## Start RECORDS TO PROCESS
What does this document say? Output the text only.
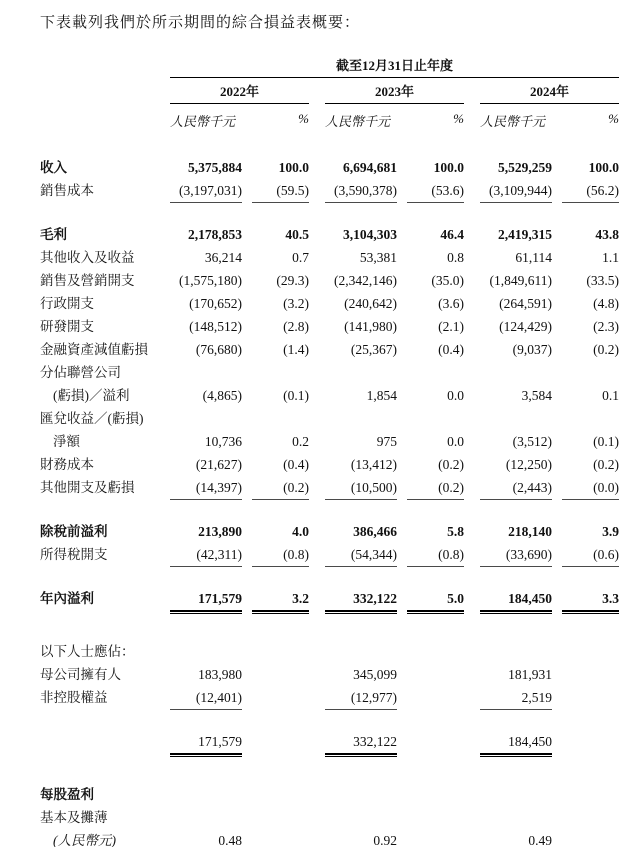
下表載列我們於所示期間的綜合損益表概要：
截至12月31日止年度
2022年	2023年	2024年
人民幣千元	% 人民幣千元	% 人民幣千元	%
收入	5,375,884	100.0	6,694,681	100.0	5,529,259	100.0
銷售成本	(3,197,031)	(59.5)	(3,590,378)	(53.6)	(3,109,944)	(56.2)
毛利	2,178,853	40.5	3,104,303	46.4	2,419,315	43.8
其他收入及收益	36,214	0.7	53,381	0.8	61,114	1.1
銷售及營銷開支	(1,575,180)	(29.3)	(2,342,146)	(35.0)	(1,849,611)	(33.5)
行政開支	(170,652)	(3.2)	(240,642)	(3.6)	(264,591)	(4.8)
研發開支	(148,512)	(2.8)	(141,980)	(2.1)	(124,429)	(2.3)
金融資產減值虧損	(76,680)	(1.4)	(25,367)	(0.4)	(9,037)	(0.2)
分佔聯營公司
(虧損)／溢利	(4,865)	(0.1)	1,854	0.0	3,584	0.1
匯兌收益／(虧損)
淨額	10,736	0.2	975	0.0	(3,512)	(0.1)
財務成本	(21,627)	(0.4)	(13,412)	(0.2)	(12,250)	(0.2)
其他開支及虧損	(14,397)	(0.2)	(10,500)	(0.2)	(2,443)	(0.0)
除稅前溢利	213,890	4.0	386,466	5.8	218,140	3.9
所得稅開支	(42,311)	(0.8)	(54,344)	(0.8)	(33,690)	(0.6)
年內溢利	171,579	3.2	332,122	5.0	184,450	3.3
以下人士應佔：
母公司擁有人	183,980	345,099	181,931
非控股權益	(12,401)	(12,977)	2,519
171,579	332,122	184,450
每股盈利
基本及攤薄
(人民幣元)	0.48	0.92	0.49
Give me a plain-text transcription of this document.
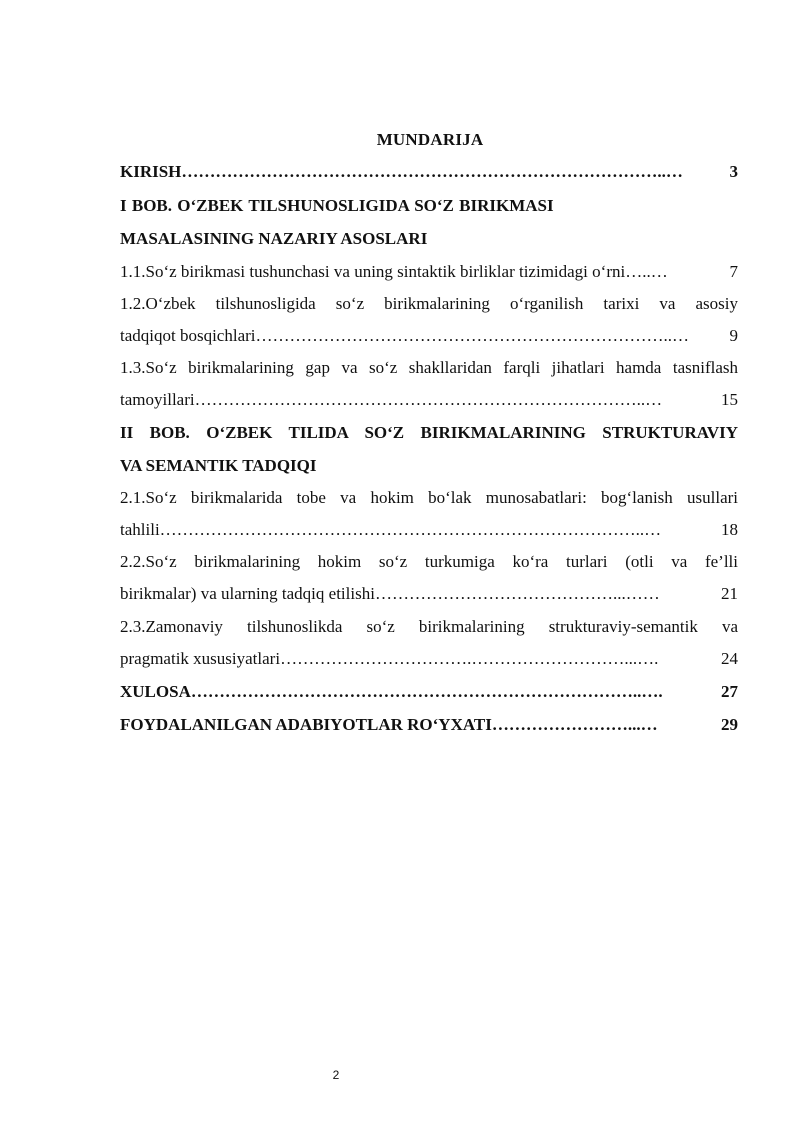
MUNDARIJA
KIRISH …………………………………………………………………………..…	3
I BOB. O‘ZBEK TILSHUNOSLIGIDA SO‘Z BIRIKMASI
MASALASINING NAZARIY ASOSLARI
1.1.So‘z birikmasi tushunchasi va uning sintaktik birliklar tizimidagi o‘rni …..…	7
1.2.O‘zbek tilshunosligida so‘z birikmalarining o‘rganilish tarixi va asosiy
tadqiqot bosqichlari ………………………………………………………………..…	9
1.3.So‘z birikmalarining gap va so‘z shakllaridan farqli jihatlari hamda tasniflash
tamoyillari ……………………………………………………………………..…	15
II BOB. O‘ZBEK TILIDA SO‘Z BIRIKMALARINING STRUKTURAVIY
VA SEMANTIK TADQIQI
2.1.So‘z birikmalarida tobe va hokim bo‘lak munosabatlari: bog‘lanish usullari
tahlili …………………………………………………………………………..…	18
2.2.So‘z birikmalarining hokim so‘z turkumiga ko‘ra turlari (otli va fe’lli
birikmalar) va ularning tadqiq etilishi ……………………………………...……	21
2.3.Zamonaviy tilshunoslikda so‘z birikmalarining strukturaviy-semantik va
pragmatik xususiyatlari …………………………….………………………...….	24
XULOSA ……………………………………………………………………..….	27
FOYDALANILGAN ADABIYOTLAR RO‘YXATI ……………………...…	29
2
## End RECORDS TO PROCESS
## Start RECORDS TO PROCESS
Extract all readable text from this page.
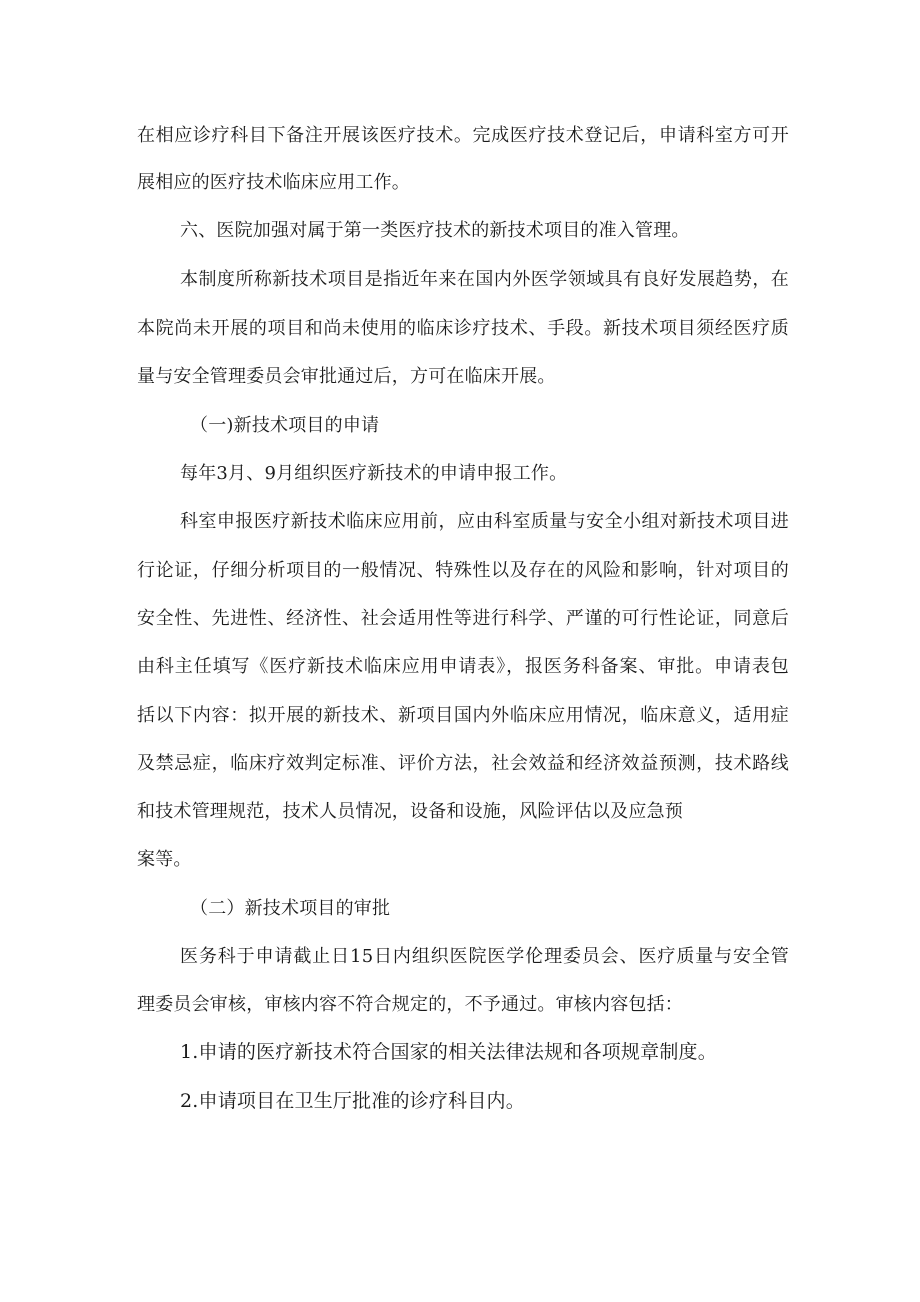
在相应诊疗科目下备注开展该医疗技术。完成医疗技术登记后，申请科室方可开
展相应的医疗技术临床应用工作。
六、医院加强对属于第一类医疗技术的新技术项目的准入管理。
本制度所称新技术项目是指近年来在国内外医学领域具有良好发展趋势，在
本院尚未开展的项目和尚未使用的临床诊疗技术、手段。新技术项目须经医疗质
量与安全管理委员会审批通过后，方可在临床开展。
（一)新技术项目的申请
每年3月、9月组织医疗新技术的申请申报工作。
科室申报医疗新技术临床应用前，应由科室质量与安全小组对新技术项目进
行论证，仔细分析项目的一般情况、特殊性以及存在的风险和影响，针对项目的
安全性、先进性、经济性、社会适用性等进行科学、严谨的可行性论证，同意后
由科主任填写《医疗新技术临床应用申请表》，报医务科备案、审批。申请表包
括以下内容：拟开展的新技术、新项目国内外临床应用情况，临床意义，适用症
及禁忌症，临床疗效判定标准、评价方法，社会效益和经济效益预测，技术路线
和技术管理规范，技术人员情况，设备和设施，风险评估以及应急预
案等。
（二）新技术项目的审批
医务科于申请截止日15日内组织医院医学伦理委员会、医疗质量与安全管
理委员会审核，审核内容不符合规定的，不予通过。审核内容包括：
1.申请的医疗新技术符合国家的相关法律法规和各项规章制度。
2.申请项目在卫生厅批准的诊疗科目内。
## End RECORDS TO PROCESS
• TASK
In the records above, collect each line with "this".

• FINAL RESULT
What does this document say? Output the text only.
Give me a plain-text transcription of this document.
Extract all readable text from this page.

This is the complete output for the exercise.